Exercise input:
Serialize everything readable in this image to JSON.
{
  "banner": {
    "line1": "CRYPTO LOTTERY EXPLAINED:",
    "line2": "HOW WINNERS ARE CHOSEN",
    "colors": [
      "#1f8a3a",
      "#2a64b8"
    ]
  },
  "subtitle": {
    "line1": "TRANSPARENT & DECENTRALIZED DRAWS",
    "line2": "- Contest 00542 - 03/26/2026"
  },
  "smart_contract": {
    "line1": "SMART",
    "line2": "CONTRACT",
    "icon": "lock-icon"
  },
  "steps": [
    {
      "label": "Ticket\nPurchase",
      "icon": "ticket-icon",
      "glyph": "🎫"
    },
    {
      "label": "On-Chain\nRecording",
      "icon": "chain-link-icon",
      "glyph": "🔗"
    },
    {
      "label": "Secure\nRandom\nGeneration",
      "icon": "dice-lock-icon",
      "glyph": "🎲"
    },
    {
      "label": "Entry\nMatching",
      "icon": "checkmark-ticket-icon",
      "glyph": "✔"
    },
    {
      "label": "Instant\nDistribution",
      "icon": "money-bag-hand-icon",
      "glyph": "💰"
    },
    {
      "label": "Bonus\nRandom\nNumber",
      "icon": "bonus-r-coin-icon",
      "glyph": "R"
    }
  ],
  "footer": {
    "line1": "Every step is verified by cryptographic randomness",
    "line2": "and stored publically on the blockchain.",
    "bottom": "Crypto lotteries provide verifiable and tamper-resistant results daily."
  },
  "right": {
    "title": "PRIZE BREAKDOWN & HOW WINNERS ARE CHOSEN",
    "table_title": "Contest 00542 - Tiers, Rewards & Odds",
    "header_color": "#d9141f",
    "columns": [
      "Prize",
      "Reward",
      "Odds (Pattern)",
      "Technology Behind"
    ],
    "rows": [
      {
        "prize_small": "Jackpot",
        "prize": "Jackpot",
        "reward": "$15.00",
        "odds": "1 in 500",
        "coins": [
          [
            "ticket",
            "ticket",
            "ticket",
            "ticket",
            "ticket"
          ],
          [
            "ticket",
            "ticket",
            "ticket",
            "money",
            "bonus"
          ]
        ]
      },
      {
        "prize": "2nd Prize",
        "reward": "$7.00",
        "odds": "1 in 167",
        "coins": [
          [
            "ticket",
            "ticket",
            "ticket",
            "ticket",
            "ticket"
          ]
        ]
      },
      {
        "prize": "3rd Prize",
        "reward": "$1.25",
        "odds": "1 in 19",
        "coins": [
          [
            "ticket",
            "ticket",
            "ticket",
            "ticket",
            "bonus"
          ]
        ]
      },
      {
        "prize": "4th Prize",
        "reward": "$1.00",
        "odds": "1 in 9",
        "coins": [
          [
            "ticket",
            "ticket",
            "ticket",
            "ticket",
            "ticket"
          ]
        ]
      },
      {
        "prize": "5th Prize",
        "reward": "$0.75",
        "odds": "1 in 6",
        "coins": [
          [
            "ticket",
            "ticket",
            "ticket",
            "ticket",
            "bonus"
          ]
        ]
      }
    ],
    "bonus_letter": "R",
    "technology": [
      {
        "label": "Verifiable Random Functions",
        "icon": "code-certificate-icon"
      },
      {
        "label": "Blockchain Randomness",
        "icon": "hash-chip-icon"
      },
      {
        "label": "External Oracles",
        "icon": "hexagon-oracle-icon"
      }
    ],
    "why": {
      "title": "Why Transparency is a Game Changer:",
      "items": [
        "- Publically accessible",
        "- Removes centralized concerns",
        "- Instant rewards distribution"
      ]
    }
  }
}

What is asked: Give the data again, exactly as it stands.

Response to this exercise:
Serialize everything readable in this image to JSON.
{
  "banner": {
    "line1": "CRYPTO LOTTERY EXPLAINED:",
    "line2": "HOW WINNERS ARE CHOSEN",
    "colors": [
      "#1f8a3a",
      "#2a64b8"
    ]
  },
  "subtitle": {
    "line1": "TRANSPARENT & DECENTRALIZED DRAWS",
    "line2": "- Contest 00542 - 03/26/2026"
  },
  "smart_contract": {
    "line1": "SMART",
    "line2": "CONTRACT",
    "icon": "lock-icon"
  },
  "steps": [
    {
      "label": "Ticket\nPurchase",
      "icon": "ticket-icon",
      "glyph": "🎫"
    },
    {
      "label": "On-Chain\nRecording",
      "icon": "chain-link-icon",
      "glyph": "🔗"
    },
    {
      "label": "Secure\nRandom\nGeneration",
      "icon": "dice-lock-icon",
      "glyph": "🎲"
    },
    {
      "label": "Entry\nMatching",
      "icon": "checkmark-ticket-icon",
      "glyph": "✔"
    },
    {
      "label": "Instant\nDistribution",
      "icon": "money-bag-hand-icon",
      "glyph": "💰"
    },
    {
      "label": "Bonus\nRandom\nNumber",
      "icon": "bonus-r-coin-icon",
      "glyph": "R"
    }
  ],
  "footer": {
    "line1": "Every step is verified by cryptographic randomness",
    "line2": "and stored publically on the blockchain.",
    "bottom": "Crypto lotteries provide verifiable and tamper-resistant results daily."
  },
  "right": {
    "title": "PRIZE BREAKDOWN & HOW WINNERS ARE CHOSEN",
    "table_title": "Contest 00542 - Tiers, Rewards & Odds",
    "header_color": "#d9141f",
    "columns": [
      "Prize",
      "Reward",
      "Odds (Pattern)",
      "Technology Behind"
    ],
    "rows": [
      {
        "prize_small": "Jackpot",
        "prize": "Jackpot",
        "reward": "$15.00",
        "odds": "1 in 500",
        "coins": [
          [
            "ticket",
            "ticket",
            "ticket",
            "ticket",
            "ticket"
          ],
          [
            "ticket",
            "ticket",
            "ticket",
            "money",
            "bonus"
          ]
        ]
      },
      {
        "prize": "2nd Prize",
        "reward": "$7.00",
        "odds": "1 in 167",
        "coins": [
          [
            "ticket",
            "ticket",
            "ticket",
            "ticket",
            "ticket"
          ]
        ]
      },
      {
        "prize": "3rd Prize",
        "reward": "$1.25",
        "odds": "1 in 19",
        "coins": [
          [
            "ticket",
            "ticket",
            "ticket",
            "ticket",
            "bonus"
          ]
        ]
      },
      {
        "prize": "4th Prize",
        "reward": "$1.00",
        "odds": "1 in 9",
        "coins": [
          [
            "ticket",
            "ticket",
            "ticket",
            "ticket",
            "ticket"
          ]
        ]
      },
      {
        "prize": "5th Prize",
        "reward": "$0.75",
        "odds": "1 in 6",
        "coins": [
          [
            "ticket",
            "ticket",
            "ticket",
            "ticket",
            "bonus"
          ]
        ]
      }
    ],
    "bonus_letter": "R",
    "technology": [
      {
        "label": "Verifiable Random Functions",
        "icon": "code-certificate-icon"
      },
      {
        "label": "Blockchain Randomness",
        "icon": "hash-chip-icon"
      },
      {
        "label": "External Oracles",
        "icon": "hexagon-oracle-icon"
      }
    ],
    "why": {
      "title": "Why Transparency is a Game Changer:",
      "items": [
        "- Publically accessible",
        "- Removes centralized concerns",
        "- Instant rewards distribution"
      ]
    }
  }
}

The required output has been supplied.